What you are asked to do: Give the lines from the first one through the line containing "data-point — [842, 682, 861, 701]", inclusive, again, substituting "legend-symbol" for "legend-marker" and leaving everything else the same.

┄┄┄┄┄┄┄┄┄┄┄┄┄┄┄┄┄┄┄┄

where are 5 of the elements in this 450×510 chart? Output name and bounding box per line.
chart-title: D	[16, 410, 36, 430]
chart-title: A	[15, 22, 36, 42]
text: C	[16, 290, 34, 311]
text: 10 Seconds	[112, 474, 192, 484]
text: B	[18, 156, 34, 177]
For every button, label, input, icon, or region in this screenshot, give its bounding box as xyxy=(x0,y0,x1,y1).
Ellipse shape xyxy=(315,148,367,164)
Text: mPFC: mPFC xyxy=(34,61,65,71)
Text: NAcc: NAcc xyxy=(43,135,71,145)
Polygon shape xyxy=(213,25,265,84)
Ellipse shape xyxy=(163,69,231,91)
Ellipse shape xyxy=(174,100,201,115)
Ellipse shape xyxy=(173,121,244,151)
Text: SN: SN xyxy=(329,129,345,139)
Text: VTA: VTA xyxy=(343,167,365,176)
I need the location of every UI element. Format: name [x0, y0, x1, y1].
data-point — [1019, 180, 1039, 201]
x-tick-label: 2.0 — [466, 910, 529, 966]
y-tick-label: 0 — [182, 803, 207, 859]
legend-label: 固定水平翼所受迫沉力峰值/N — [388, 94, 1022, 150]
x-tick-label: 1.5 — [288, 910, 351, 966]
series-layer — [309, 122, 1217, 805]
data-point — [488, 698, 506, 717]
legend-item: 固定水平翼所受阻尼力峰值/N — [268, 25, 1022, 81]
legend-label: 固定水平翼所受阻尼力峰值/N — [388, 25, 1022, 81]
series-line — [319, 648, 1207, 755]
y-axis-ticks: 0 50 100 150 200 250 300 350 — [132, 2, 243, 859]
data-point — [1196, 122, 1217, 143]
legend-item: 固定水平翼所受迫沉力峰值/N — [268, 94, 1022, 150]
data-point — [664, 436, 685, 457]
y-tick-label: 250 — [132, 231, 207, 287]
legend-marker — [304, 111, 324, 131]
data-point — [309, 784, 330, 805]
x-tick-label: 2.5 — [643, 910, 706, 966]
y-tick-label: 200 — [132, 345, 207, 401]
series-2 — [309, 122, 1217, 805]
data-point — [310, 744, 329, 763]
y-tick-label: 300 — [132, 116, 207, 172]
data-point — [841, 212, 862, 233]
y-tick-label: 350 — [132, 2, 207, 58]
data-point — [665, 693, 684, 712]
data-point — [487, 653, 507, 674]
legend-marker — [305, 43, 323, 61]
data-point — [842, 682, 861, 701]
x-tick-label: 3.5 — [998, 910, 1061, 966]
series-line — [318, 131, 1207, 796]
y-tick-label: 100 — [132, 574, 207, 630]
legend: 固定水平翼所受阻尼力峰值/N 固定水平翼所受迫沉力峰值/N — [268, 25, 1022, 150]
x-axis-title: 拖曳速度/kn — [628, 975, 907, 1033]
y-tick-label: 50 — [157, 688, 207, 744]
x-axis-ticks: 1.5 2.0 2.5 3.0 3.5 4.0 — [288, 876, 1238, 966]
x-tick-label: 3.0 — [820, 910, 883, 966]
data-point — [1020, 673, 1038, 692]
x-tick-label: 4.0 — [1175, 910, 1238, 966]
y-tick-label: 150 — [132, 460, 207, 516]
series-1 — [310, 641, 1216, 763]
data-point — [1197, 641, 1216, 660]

┄┄┄┄┄┄┄┄┄┄┄┄┄┄┄┄┄┄┄┄

Result for this exercise:
where are 5 of the elements in this 450×510 chart? Output name and bounding box per line.
chart-title: D	[16, 410, 36, 430]
chart-title: A	[15, 22, 36, 42]
text: C	[16, 290, 34, 311]
text: 10 Seconds	[112, 474, 192, 484]
text: B	[18, 156, 34, 177]
For every button, label, input, icon, or region in this screenshot, give its bounding box as xyxy=(x0,y0,x1,y1).
Ellipse shape xyxy=(315,148,367,164)
Text: mPFC: mPFC xyxy=(34,61,65,71)
Text: NAcc: NAcc xyxy=(43,135,71,145)
Polygon shape xyxy=(213,25,265,84)
Ellipse shape xyxy=(163,69,231,91)
Ellipse shape xyxy=(174,100,201,115)
Ellipse shape xyxy=(173,121,244,151)
Text: SN: SN xyxy=(329,129,345,139)
Text: VTA: VTA xyxy=(343,167,365,176)
I need the location of every UI element. Format: name [x0, y0, x1, y1].
data-point — [1019, 180, 1039, 201]
x-tick-label: 2.0 — [466, 910, 529, 966]
y-tick-label: 0 — [182, 803, 207, 859]
legend-label: 固定水平翼所受迫沉力峰值/N — [388, 94, 1022, 150]
x-tick-label: 1.5 — [288, 910, 351, 966]
series-layer — [309, 122, 1217, 805]
data-point — [488, 698, 506, 717]
legend-item: 固定水平翼所受阻尼力峰值/N — [268, 25, 1022, 81]
legend-label: 固定水平翼所受阻尼力峰值/N — [388, 25, 1022, 81]
series-line — [319, 648, 1207, 755]
y-axis-ticks: 0 50 100 150 200 250 300 350 — [132, 2, 243, 859]
data-point — [1196, 122, 1217, 143]
legend-item: 固定水平翼所受迫沉力峰值/N — [268, 94, 1022, 150]
data-point — [664, 436, 685, 457]
y-tick-label: 250 — [132, 231, 207, 287]
legend-symbol — [304, 111, 324, 131]
data-point — [309, 784, 330, 805]
x-tick-label: 2.5 — [643, 910, 706, 966]
y-tick-label: 200 — [132, 345, 207, 401]
series-2 — [309, 122, 1217, 805]
data-point — [310, 744, 329, 763]
y-tick-label: 300 — [132, 116, 207, 172]
data-point — [841, 212, 862, 233]
y-tick-label: 350 — [132, 2, 207, 58]
data-point — [665, 693, 684, 712]
data-point — [487, 653, 507, 674]
legend-symbol — [305, 43, 323, 61]
data-point — [842, 682, 861, 701]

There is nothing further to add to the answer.